:: Exercise ::
Copy all of the material below exactly.

▼

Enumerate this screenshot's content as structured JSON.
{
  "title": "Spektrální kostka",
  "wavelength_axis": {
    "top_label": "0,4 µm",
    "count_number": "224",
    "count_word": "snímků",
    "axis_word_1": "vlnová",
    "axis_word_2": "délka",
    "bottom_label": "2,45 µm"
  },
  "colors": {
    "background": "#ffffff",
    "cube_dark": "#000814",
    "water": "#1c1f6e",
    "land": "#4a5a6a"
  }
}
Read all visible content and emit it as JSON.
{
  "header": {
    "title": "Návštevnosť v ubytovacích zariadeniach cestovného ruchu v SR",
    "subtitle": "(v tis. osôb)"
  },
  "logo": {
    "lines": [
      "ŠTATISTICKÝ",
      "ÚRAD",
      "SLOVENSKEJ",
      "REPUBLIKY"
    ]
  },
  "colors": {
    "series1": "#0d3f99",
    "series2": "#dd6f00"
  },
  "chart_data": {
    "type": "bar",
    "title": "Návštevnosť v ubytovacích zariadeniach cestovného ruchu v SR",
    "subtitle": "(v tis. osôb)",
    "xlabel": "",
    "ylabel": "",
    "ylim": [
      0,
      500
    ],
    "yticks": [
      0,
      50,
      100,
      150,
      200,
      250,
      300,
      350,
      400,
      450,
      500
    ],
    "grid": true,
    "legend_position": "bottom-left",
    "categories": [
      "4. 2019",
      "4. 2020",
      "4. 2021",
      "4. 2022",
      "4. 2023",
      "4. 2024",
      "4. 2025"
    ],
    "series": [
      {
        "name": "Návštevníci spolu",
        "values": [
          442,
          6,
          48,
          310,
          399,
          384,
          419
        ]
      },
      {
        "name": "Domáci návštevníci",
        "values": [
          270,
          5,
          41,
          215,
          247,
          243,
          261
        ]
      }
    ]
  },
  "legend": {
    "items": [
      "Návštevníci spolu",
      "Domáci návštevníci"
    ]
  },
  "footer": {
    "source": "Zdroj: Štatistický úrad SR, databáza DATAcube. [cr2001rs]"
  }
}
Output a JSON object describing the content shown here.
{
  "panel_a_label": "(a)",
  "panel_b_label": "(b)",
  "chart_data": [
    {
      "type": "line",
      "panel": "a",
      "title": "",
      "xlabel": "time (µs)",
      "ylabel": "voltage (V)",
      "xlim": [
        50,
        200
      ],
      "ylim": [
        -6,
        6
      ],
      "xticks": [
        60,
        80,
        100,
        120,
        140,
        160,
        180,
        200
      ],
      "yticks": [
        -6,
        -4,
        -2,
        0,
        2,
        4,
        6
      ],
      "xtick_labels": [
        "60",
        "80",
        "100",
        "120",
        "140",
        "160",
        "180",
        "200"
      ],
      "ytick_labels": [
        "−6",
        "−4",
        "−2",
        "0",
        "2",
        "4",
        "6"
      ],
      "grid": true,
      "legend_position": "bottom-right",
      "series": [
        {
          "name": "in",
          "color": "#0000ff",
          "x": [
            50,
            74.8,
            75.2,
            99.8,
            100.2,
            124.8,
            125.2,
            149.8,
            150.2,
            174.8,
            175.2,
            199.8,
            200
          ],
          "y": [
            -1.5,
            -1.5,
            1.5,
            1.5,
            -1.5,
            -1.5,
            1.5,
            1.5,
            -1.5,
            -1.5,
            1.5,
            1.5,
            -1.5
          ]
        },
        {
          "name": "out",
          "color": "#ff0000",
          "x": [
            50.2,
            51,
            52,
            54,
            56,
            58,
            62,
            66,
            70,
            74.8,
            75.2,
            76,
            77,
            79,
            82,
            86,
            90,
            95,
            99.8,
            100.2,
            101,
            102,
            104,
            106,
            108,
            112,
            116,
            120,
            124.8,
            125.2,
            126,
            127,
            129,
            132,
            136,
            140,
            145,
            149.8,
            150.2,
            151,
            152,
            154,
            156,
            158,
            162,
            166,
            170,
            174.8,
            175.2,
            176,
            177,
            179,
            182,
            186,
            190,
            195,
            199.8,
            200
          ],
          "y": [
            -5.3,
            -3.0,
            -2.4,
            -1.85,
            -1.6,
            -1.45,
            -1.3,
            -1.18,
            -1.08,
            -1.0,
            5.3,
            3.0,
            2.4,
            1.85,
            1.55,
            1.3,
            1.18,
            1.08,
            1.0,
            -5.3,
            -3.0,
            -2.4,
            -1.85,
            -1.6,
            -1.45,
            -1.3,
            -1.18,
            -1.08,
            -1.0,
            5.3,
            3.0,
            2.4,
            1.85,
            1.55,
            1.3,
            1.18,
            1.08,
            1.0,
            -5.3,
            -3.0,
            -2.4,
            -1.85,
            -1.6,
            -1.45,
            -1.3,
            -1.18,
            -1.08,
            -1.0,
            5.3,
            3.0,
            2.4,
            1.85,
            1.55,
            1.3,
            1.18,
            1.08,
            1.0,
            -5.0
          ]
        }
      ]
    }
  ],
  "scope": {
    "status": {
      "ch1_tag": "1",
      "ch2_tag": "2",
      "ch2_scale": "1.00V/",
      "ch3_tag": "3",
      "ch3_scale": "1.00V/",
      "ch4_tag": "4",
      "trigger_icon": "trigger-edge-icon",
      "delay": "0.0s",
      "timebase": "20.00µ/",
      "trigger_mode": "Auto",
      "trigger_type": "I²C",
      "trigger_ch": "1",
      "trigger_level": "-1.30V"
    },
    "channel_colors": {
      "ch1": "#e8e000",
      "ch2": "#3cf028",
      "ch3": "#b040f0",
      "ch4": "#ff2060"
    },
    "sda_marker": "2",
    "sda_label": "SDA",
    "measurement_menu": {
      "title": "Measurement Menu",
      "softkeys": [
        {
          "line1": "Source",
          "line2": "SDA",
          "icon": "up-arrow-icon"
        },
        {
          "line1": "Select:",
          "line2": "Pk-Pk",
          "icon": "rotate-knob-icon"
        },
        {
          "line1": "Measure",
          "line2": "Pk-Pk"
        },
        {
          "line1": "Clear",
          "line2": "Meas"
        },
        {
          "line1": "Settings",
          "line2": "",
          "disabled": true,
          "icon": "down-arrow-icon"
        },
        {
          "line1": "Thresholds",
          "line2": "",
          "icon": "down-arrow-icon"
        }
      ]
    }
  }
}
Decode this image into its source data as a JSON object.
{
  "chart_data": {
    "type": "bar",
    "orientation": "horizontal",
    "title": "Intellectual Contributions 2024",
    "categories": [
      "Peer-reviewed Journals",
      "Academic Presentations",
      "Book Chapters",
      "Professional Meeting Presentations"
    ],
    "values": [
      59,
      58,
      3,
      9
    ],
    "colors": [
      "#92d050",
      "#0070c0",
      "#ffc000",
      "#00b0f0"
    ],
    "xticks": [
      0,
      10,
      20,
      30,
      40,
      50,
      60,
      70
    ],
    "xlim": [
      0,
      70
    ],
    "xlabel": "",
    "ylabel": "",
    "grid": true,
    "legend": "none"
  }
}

▲

:: Completed task ::
Enumerate this screenshot's content as structured JSON.
{
  "title": "Spektrální kostka",
  "wavelength_axis": {
    "top_label": "0,4 µm",
    "count_number": "224",
    "count_word": "snímků",
    "axis_word_1": "vlnová",
    "axis_word_2": "délka",
    "bottom_label": "2,45 µm"
  },
  "colors": {
    "background": "#ffffff",
    "cube_dark": "#000814",
    "water": "#1c1f6e",
    "land": "#4a5a6a"
  }
}
Read all visible content and emit it as JSON.
{
  "header": {
    "title": "Návštevnosť v ubytovacích zariadeniach cestovného ruchu v SR",
    "subtitle": "(v tis. osôb)"
  },
  "logo": {
    "lines": [
      "ŠTATISTICKÝ",
      "ÚRAD",
      "SLOVENSKEJ",
      "REPUBLIKY"
    ]
  },
  "colors": {
    "series1": "#0d3f99",
    "series2": "#dd6f00"
  },
  "chart_data": {
    "type": "bar",
    "title": "Návštevnosť v ubytovacích zariadeniach cestovného ruchu v SR",
    "subtitle": "(v tis. osôb)",
    "xlabel": "",
    "ylabel": "",
    "ylim": [
      0,
      500
    ],
    "yticks": [
      0,
      50,
      100,
      150,
      200,
      250,
      300,
      350,
      400,
      450,
      500
    ],
    "grid": true,
    "legend_position": "bottom-left",
    "categories": [
      "4. 2019",
      "4. 2020",
      "4. 2021",
      "4. 2022",
      "4. 2023",
      "4. 2024",
      "4. 2025"
    ],
    "series": [
      {
        "name": "Návštevníci spolu",
        "values": [
          442,
          6,
          48,
          310,
          399,
          384,
          419
        ]
      },
      {
        "name": "Domáci návštevníci",
        "values": [
          270,
          5,
          41,
          215,
          247,
          243,
          261
        ]
      }
    ]
  },
  "legend": {
    "items": [
      "Návštevníci spolu",
      "Domáci návštevníci"
    ]
  },
  "footer": {
    "source": "Zdroj: Štatistický úrad SR, databáza DATAcube. [cr2001rs]"
  }
}
Output a JSON object describing the content shown here.
{
  "panel_a_label": "(a)",
  "panel_b_label": "(b)",
  "chart_data": [
    {
      "type": "line",
      "panel": "a",
      "title": "",
      "xlabel": "time (µs)",
      "ylabel": "voltage (V)",
      "xlim": [
        50,
        200
      ],
      "ylim": [
        -6,
        6
      ],
      "xticks": [
        60,
        80,
        100,
        120,
        140,
        160,
        180,
        200
      ],
      "yticks": [
        -6,
        -4,
        -2,
        0,
        2,
        4,
        6
      ],
      "xtick_labels": [
        "60",
        "80",
        "100",
        "120",
        "140",
        "160",
        "180",
        "200"
      ],
      "ytick_labels": [
        "−6",
        "−4",
        "−2",
        "0",
        "2",
        "4",
        "6"
      ],
      "grid": true,
      "legend_position": "bottom-right",
      "series": [
        {
          "name": "in",
          "color": "#0000ff",
          "x": [
            50,
            74.8,
            75.2,
            99.8,
            100.2,
            124.8,
            125.2,
            149.8,
            150.2,
            174.8,
            175.2,
            199.8,
            200
          ],
          "y": [
            -1.5,
            -1.5,
            1.5,
            1.5,
            -1.5,
            -1.5,
            1.5,
            1.5,
            -1.5,
            -1.5,
            1.5,
            1.5,
            -1.5
          ]
        },
        {
          "name": "out",
          "color": "#ff0000",
          "x": [
            50.2,
            51,
            52,
            54,
            56,
            58,
            62,
            66,
            70,
            74.8,
            75.2,
            76,
            77,
            79,
            82,
            86,
            90,
            95,
            99.8,
            100.2,
            101,
            102,
            104,
            106,
            108,
            112,
            116,
            120,
            124.8,
            125.2,
            126,
            127,
            129,
            132,
            136,
            140,
            145,
            149.8,
            150.2,
            151,
            152,
            154,
            156,
            158,
            162,
            166,
            170,
            174.8,
            175.2,
            176,
            177,
            179,
            182,
            186,
            190,
            195,
            199.8,
            200
          ],
          "y": [
            -5.3,
            -3.0,
            -2.4,
            -1.85,
            -1.6,
            -1.45,
            -1.3,
            -1.18,
            -1.08,
            -1.0,
            5.3,
            3.0,
            2.4,
            1.85,
            1.55,
            1.3,
            1.18,
            1.08,
            1.0,
            -5.3,
            -3.0,
            -2.4,
            -1.85,
            -1.6,
            -1.45,
            -1.3,
            -1.18,
            -1.08,
            -1.0,
            5.3,
            3.0,
            2.4,
            1.85,
            1.55,
            1.3,
            1.18,
            1.08,
            1.0,
            -5.3,
            -3.0,
            -2.4,
            -1.85,
            -1.6,
            -1.45,
            -1.3,
            -1.18,
            -1.08,
            -1.0,
            5.3,
            3.0,
            2.4,
            1.85,
            1.55,
            1.3,
            1.18,
            1.08,
            1.0,
            -5.0
          ]
        }
      ]
    }
  ],
  "scope": {
    "status": {
      "ch1_tag": "1",
      "ch2_tag": "2",
      "ch2_scale": "1.00V/",
      "ch3_tag": "3",
      "ch3_scale": "1.00V/",
      "ch4_tag": "4",
      "trigger_icon": "trigger-edge-icon",
      "delay": "0.0s",
      "timebase": "20.00µ/",
      "trigger_mode": "Auto",
      "trigger_type": "I²C",
      "trigger_ch": "1",
      "trigger_level": "-1.30V"
    },
    "channel_colors": {
      "ch1": "#e8e000",
      "ch2": "#3cf028",
      "ch3": "#b040f0",
      "ch4": "#ff2060"
    },
    "sda_marker": "2",
    "sda_label": "SDA",
    "measurement_menu": {
      "title": "Measurement Menu",
      "softkeys": [
        {
          "line1": "Source",
          "line2": "SDA",
          "icon": "up-arrow-icon"
        },
        {
          "line1": "Select:",
          "line2": "Pk-Pk",
          "icon": "rotate-knob-icon"
        },
        {
          "line1": "Measure",
          "line2": "Pk-Pk"
        },
        {
          "line1": "Clear",
          "line2": "Meas"
        },
        {
          "line1": "Settings",
          "line2": "",
          "disabled": true,
          "icon": "down-arrow-icon"
        },
        {
          "line1": "Thresholds",
          "line2": "",
          "icon": "down-arrow-icon"
        }
      ]
    }
  }
}
Decode this image into its source data as a JSON object.
{
  "chart_data": {
    "type": "bar",
    "orientation": "horizontal",
    "title": "Intellectual Contributions 2024",
    "categories": [
      "Peer-reviewed Journals",
      "Academic Presentations",
      "Book Chapters",
      "Professional Meeting Presentations"
    ],
    "values": [
      59,
      58,
      3,
      9
    ],
    "colors": [
      "#92d050",
      "#0070c0",
      "#ffc000",
      "#00b0f0"
    ],
    "xticks": [
      0,
      10,
      20,
      30,
      40,
      50,
      60,
      70
    ],
    "xlim": [
      0,
      70
    ],
    "xlabel": "",
    "ylabel": "",
    "grid": true,
    "legend": "none"
  }
}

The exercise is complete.